» What the task asks
Write out the records beneath this line exactly as they appear, minus any images.

## Start

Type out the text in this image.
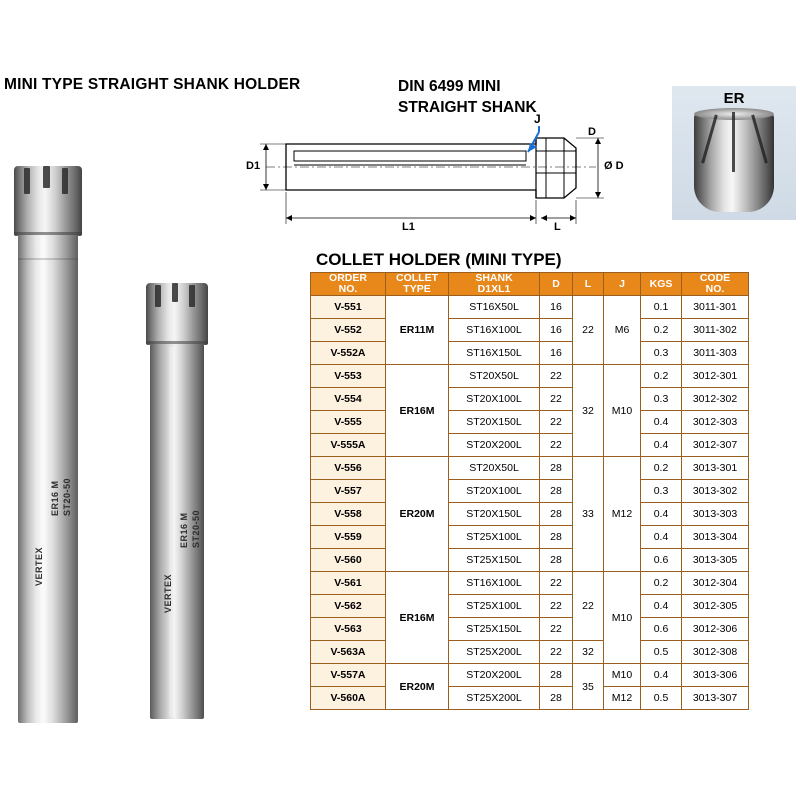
MINI TYPE STRAIGHT SHANK HOLDER	DIN 6499 MINI
STRAIGHT SHANK
COLLET HOLDER (MINI TYPE)
VERTEX
ER16 M ST20-50
VERTEX
ER16 M ST20-50
ER
D1	Ø D
D
L1	L
J
ORDER
NO.

COLLET
TYPE

SHANK
D1XL1	D	L	J	KGS	CODE
NO.

V-551	ER11M	ST16X50L	16	22	M6	0.1	3011-301
V-552		ST16X100L	16			0.2	3011-302
V-552A		ST16X150L	16			0.3	3011-303
V-553	ER16M	ST20X50L	22	32	M10	0.2	3012-301
V-554		ST20X100L	22			0.3	3012-302
V-555		ST20X150L	22			0.4	3012-303
V-555A		ST20X200L	22			0.4	3012-307
V-556	ER20M	ST20X50L	28	33	M12	0.2	3013-301
V-557		ST20X100L	28			0.3	3013-302
V-558		ST20X150L	28			0.4	3013-303
V-559		ST25X100L	28			0.4	3013-304
V-560		ST25X150L	28			0.6	3013-305
V-561	ER16M	ST16X100L	22	22	M10	0.2	3012-304
V-562		ST25X100L	22			0.4	3012-305
V-563		ST25X150L	22			0.6	3012-306
V-563A		ST25X200L	22	32		0.5	3012-308
V-557A	ER20M	ST20X200L	28	35	M10	0.4	3013-306
V-560A		ST25X200L	28		M12	0.5	3013-307
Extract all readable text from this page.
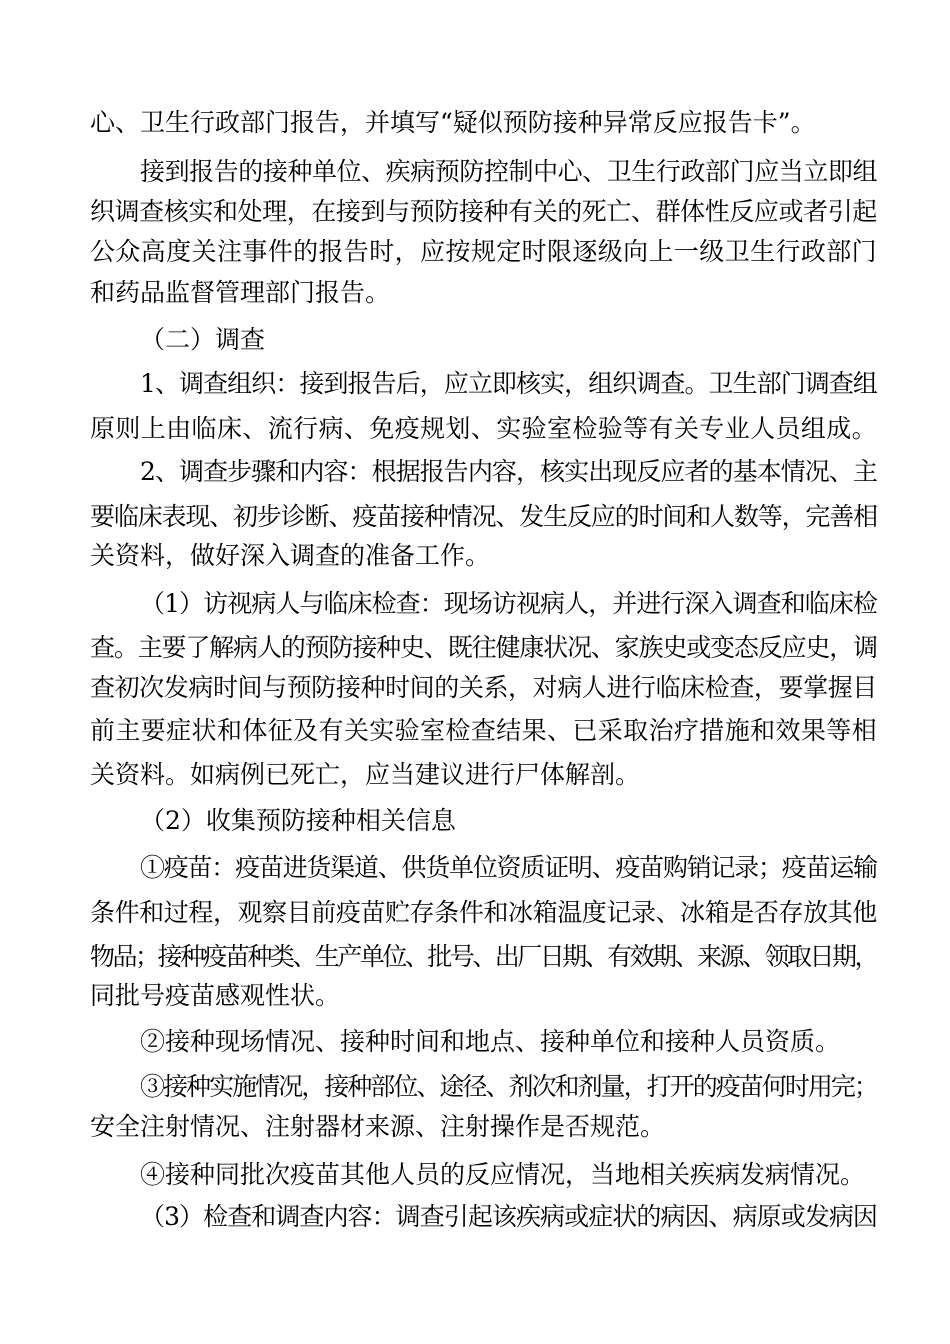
心、卫生行政部门报告，并填写“疑似预防接种异常反应报告卡”。
接到报告的接种单位、疾病预防控制中心、卫生行政部门应当立即组
织调查核实和处理，在接到与预防接种有关的死亡、群体性反应或者引起
公众高度关注事件的报告时，应按规定时限逐级向上一级卫生行政部门
和药品监督管理部门报告。
（二）调查
1、调查组织：接到报告后，应立即核实，组织调查。卫生部门调查组
原则上由临床、流行病、免疫规划、实验室检验等有关专业人员组成。
2、调查步骤和内容：根据报告内容，核实出现反应者的基本情况、主
要临床表现、初步诊断、疫苗接种情况、发生反应的时间和人数等，完善相
关资料，做好深入调查的准备工作。
（1）访视病人与临床检查：现场访视病人，并进行深入调查和临床检
查。主要了解病人的预防接种史、既往健康状况、家族史或变态反应史，调
查初次发病时间与预防接种时间的关系，对病人进行临床检查，要掌握目
前主要症状和体征及有关实验室检查结果、已采取治疗措施和效果等相
关资料。如病例已死亡，应当建议进行尸体解剖。
（2）收集预防接种相关信息
①疫苗：疫苗进货渠道、供货单位资质证明、疫苗购销记录；疫苗运输
条件和过程，观察目前疫苗贮存条件和冰箱温度记录、冰箱是否存放其他
物品；接种疫苗种类、生产单位、批号、出厂日期、有效期、来源、领取日期，
同批号疫苗感观性状。
②接种现场情况、接种时间和地点、接种单位和接种人员资质。
③接种实施情况，接种部位、途径、剂次和剂量，打开的疫苗何时用完；
安全注射情况、注射器材来源、注射操作是否规范。
④接种同批次疫苗其他人员的反应情况，当地相关疾病发病情况。
（3）检查和调查内容：调查引起该疾病或症状的病因、病原或发病因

## End

» Task answer
Type out the text in this image.
MINI TYPE STRAIGHT SHANK HOLDER	DIN 6499 MINI
STRAIGHT SHANK
COLLET HOLDER (MINI TYPE)
VERTEX
ER16 M ST20-50
VERTEX
ER16 M ST20-50
ER
D1	Ø D
D
L1	L
J
ORDER
NO.

COLLET
TYPE

SHANK
D1XL1	D	L	J	KGS	CODE
NO.

V-551	ER11M	ST16X50L	16	22	M6	0.1	3011-301
V-552		ST16X100L	16			0.2	3011-302
V-552A		ST16X150L	16			0.3	3011-303
V-553	ER16M	ST20X50L	22	32	M10	0.2	3012-301
V-554		ST20X100L	22			0.3	3012-302
V-555		ST20X150L	22			0.4	3012-303
V-555A		ST20X200L	22			0.4	3012-307
V-556	ER20M	ST20X50L	28	33	M12	0.2	3013-301
V-557		ST20X100L	28			0.3	3013-302
V-558		ST20X150L	28			0.4	3013-303
V-559		ST25X100L	28			0.4	3013-304
V-560		ST25X150L	28			0.6	3013-305
V-561	ER16M	ST16X100L	22	22	M10	0.2	3012-304
V-562		ST25X100L	22			0.4	3012-305
V-563		ST25X150L	22			0.6	3012-306
V-563A		ST25X200L	22	32		0.5	3012-308
V-557A	ER20M	ST20X200L	28	35	M10	0.4	3013-306
V-560A		ST25X200L	28		M12	0.5	3013-307
Extract all readable text from this page.
心、卫生行政部门报告，并填写“疑似预防接种异常反应报告卡”。
接到报告的接种单位、疾病预防控制中心、卫生行政部门应当立即组
织调查核实和处理，在接到与预防接种有关的死亡、群体性反应或者引起
公众高度关注事件的报告时，应按规定时限逐级向上一级卫生行政部门
和药品监督管理部门报告。
（二）调查
1、调查组织：接到报告后，应立即核实，组织调查。卫生部门调查组
原则上由临床、流行病、免疫规划、实验室检验等有关专业人员组成。
2、调查步骤和内容：根据报告内容，核实出现反应者的基本情况、主
要临床表现、初步诊断、疫苗接种情况、发生反应的时间和人数等，完善相
关资料，做好深入调查的准备工作。
（1）访视病人与临床检查：现场访视病人，并进行深入调查和临床检
查。主要了解病人的预防接种史、既往健康状况、家族史或变态反应史，调
查初次发病时间与预防接种时间的关系，对病人进行临床检查，要掌握目
前主要症状和体征及有关实验室检查结果、已采取治疗措施和效果等相
关资料。如病例已死亡，应当建议进行尸体解剖。
（2）收集预防接种相关信息
①疫苗：疫苗进货渠道、供货单位资质证明、疫苗购销记录；疫苗运输
条件和过程，观察目前疫苗贮存条件和冰箱温度记录、冰箱是否存放其他
物品；接种疫苗种类、生产单位、批号、出厂日期、有效期、来源、领取日期，
同批号疫苗感观性状。
②接种现场情况、接种时间和地点、接种单位和接种人员资质。
③接种实施情况，接种部位、途径、剂次和剂量，打开的疫苗何时用完；
安全注射情况、注射器材来源、注射操作是否规范。
④接种同批次疫苗其他人员的反应情况，当地相关疾病发病情况。
（3）检查和调查内容：调查引起该疾病或症状的病因、病原或发病因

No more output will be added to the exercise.